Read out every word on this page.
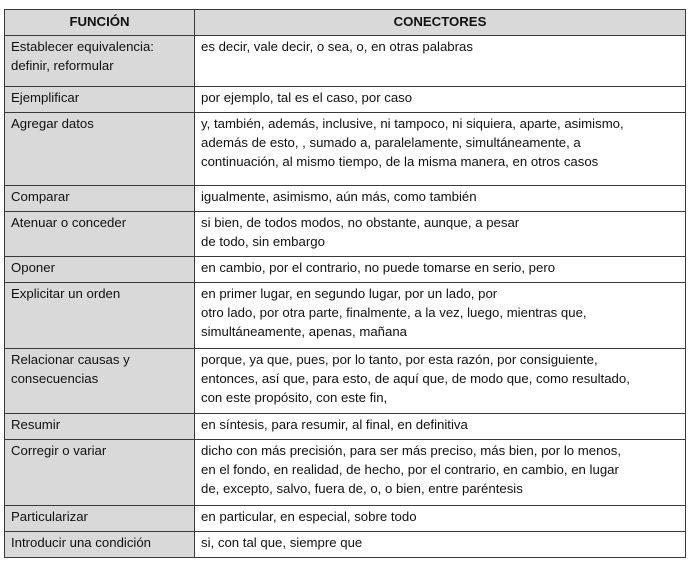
FUNCIÓN	CONECTORES
Establecer equivalencia:
definir, reformular	es decir, vale decir, o sea, o, en otras palabras
Ejemplificar	por ejemplo, tal es el caso, por caso
Agregar datos	y, también, además, inclusive, ni tampoco, ni siquiera, aparte, asimismo,
además de esto, , sumado a, paralelamente, simultáneamente, a
continuación, al mismo tiempo, de la misma manera, en otros casos
Comparar	igualmente, asimismo, aún más, como también
Atenuar o conceder	si bien, de todos modos, no obstante, aunque, a pesar
de todo, sin embargo
Oponer	en cambio, por el contrario, no puede tomarse en serio, pero
Explicitar un orden	en primer lugar, en segundo lugar, por un lado, por
otro lado, por otra parte, finalmente, a la vez, luego, mientras que,
simultáneamente, apenas, mañana
Relacionar causas y
consecuencias	porque, ya que, pues, por lo tanto, por esta razón, por consiguiente,
entonces, así que, para esto, de aquí que, de modo que, como resultado,
con este propósito, con este fin,
Resumir	en síntesis, para resumir, al final, en definitiva
Corregir o variar	dicho con más precisión, para ser más preciso, más bien, por lo menos,
en el fondo, en realidad, de hecho, por el contrario, en cambio, en lugar
de, excepto, salvo, fuera de, o, o bien, entre paréntesis
Particularizar	en particular, en especial, sobre todo
Introducir una condición	si, con tal que, siempre que
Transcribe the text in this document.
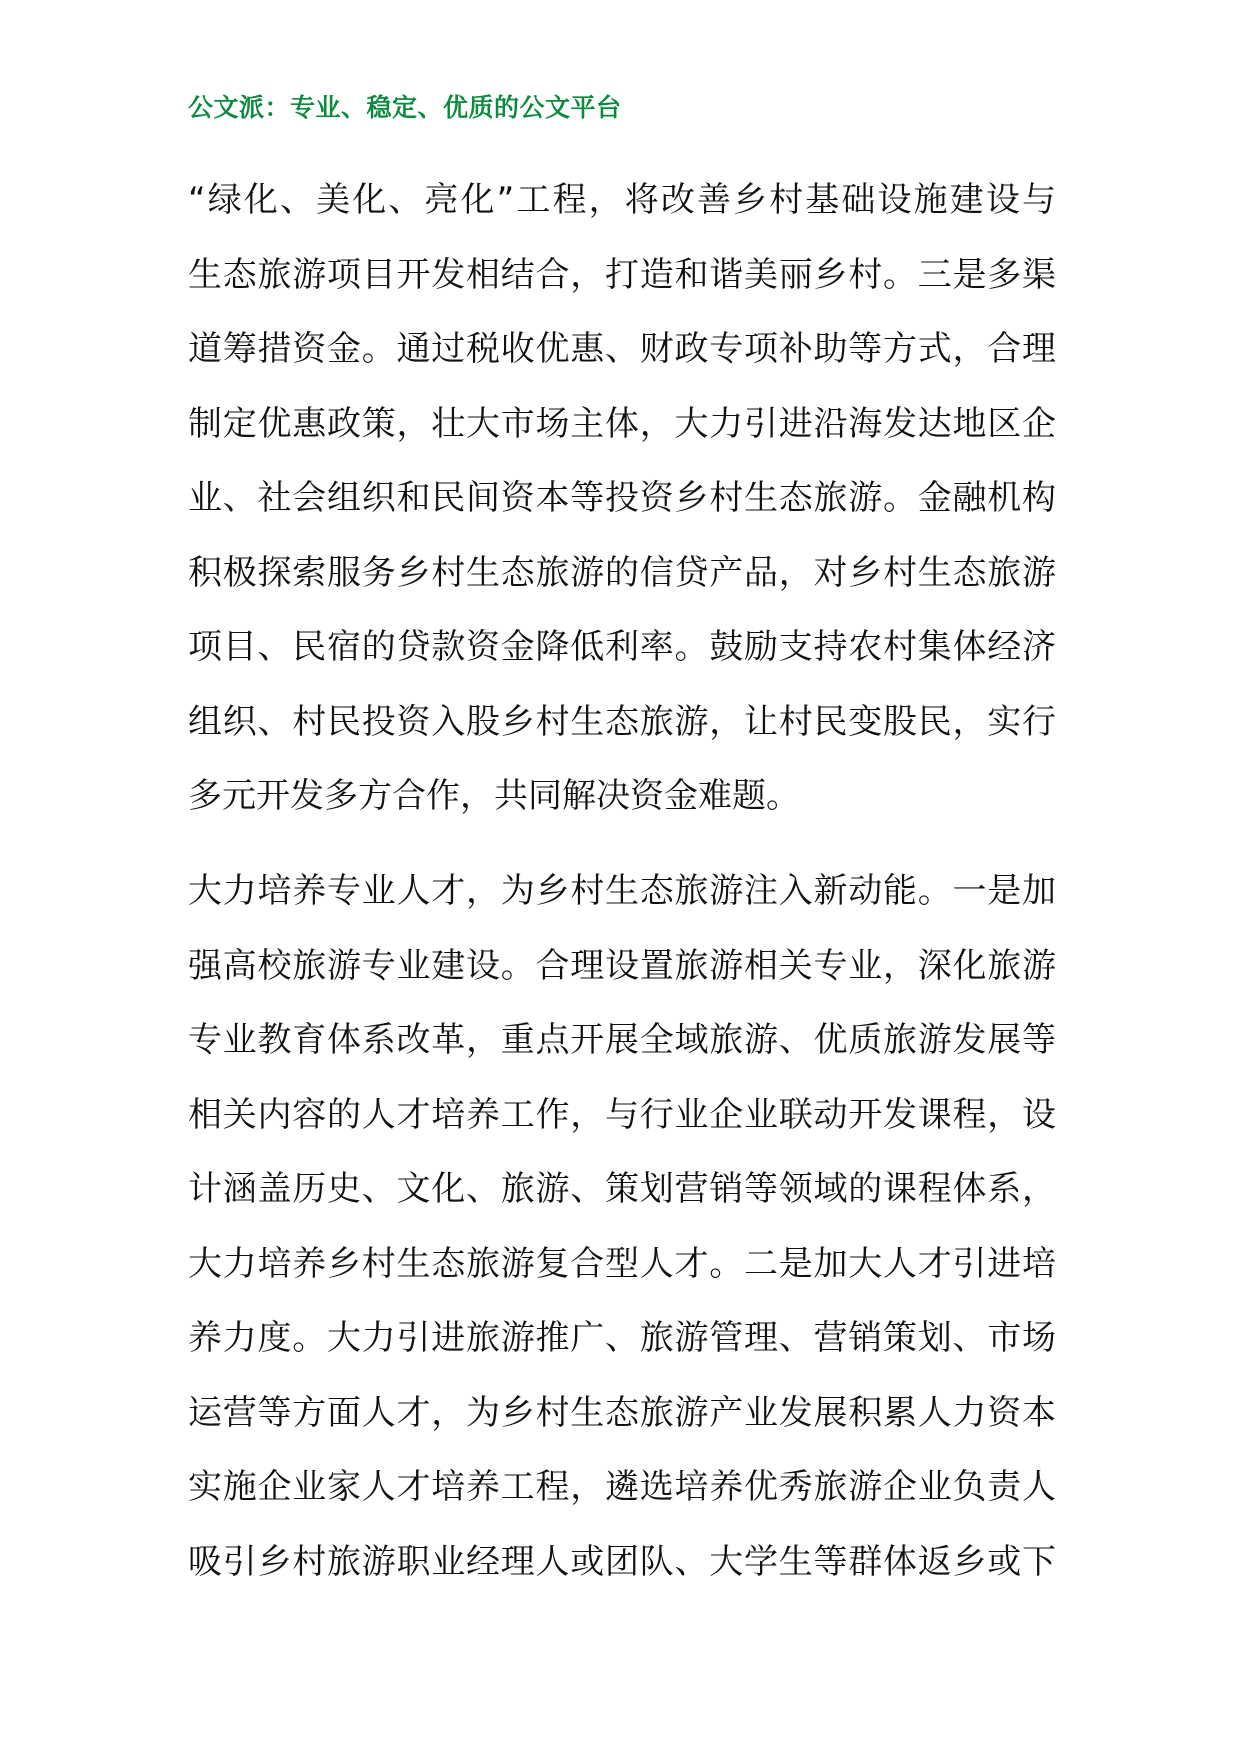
公文派：专业、稳定、优质的公文平台
“绿化、美化、亮化”工程，将改善乡村基础设施建设与
生态旅游项目开发相结合，打造和谐美丽乡村。三是多渠
道筹措资金。通过税收优惠、财政专项补助等方式，合理
制定优惠政策，壮大市场主体，大力引进沿海发达地区企
业、社会组织和民间资本等投资乡村生态旅游。金融机构
积极探索服务乡村生态旅游的信贷产品，对乡村生态旅游
项目、民宿的贷款资金降低利率。鼓励支持农村集体经济
组织、村民投资入股乡村生态旅游，让村民变股民，实行
多元开发多方合作，共同解决资金难题。
大力培养专业人才，为乡村生态旅游注入新动能。一是加
强高校旅游专业建设。合理设置旅游相关专业，深化旅游
专业教育体系改革，重点开展全域旅游、优质旅游发展等
相关内容的人才培养工作，与行业企业联动开发课程，设
计涵盖历史、文化、旅游、策划营销等领域的课程体系，
大力培养乡村生态旅游复合型人才。二是加大人才引进培
养力度。大力引进旅游推广、旅游管理、营销策划、市场
运营等方面人才，为乡村生态旅游产业发展积累人力资本
实施企业家人才培养工程，遴选培养优秀旅游企业负责人
吸引乡村旅游职业经理人或团队、大学生等群体返乡或下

- _Task description_:
Reproduce every entry exactly, but omit each picture.

- _Solved problem_:
Read out every word on this page.
FUNCIÓN	CONECTORES
Establecer equivalencia:
definir, reformular	es decir, vale decir, o sea, o, en otras palabras
Ejemplificar	por ejemplo, tal es el caso, por caso
Agregar datos	y, también, además, inclusive, ni tampoco, ni siquiera, aparte, asimismo,
además de esto, , sumado a, paralelamente, simultáneamente, a
continuación, al mismo tiempo, de la misma manera, en otros casos
Comparar	igualmente, asimismo, aún más, como también
Atenuar o conceder	si bien, de todos modos, no obstante, aunque, a pesar
de todo, sin embargo
Oponer	en cambio, por el contrario, no puede tomarse en serio, pero
Explicitar un orden	en primer lugar, en segundo lugar, por un lado, por
otro lado, por otra parte, finalmente, a la vez, luego, mientras que,
simultáneamente, apenas, mañana
Relacionar causas y
consecuencias	porque, ya que, pues, por lo tanto, por esta razón, por consiguiente,
entonces, así que, para esto, de aquí que, de modo que, como resultado,
con este propósito, con este fin,
Resumir	en síntesis, para resumir, al final, en definitiva
Corregir o variar	dicho con más precisión, para ser más preciso, más bien, por lo menos,
en el fondo, en realidad, de hecho, por el contrario, en cambio, en lugar
de, excepto, salvo, fuera de, o, o bien, entre paréntesis
Particularizar	en particular, en especial, sobre todo
Introducir una condición	si, con tal que, siempre que
Transcribe the text in this document.
公文派：专业、稳定、优质的公文平台
“绿化、美化、亮化”工程，将改善乡村基础设施建设与
生态旅游项目开发相结合，打造和谐美丽乡村。三是多渠
道筹措资金。通过税收优惠、财政专项补助等方式，合理
制定优惠政策，壮大市场主体，大力引进沿海发达地区企
业、社会组织和民间资本等投资乡村生态旅游。金融机构
积极探索服务乡村生态旅游的信贷产品，对乡村生态旅游
项目、民宿的贷款资金降低利率。鼓励支持农村集体经济
组织、村民投资入股乡村生态旅游，让村民变股民，实行
多元开发多方合作，共同解决资金难题。
大力培养专业人才，为乡村生态旅游注入新动能。一是加
强高校旅游专业建设。合理设置旅游相关专业，深化旅游
专业教育体系改革，重点开展全域旅游、优质旅游发展等
相关内容的人才培养工作，与行业企业联动开发课程，设
计涵盖历史、文化、旅游、策划营销等领域的课程体系，
大力培养乡村生态旅游复合型人才。二是加大人才引进培
养力度。大力引进旅游推广、旅游管理、营销策划、市场
运营等方面人才，为乡村生态旅游产业发展积累人力资本
实施企业家人才培养工程，遴选培养优秀旅游企业负责人
吸引乡村旅游职业经理人或团队、大学生等群体返乡或下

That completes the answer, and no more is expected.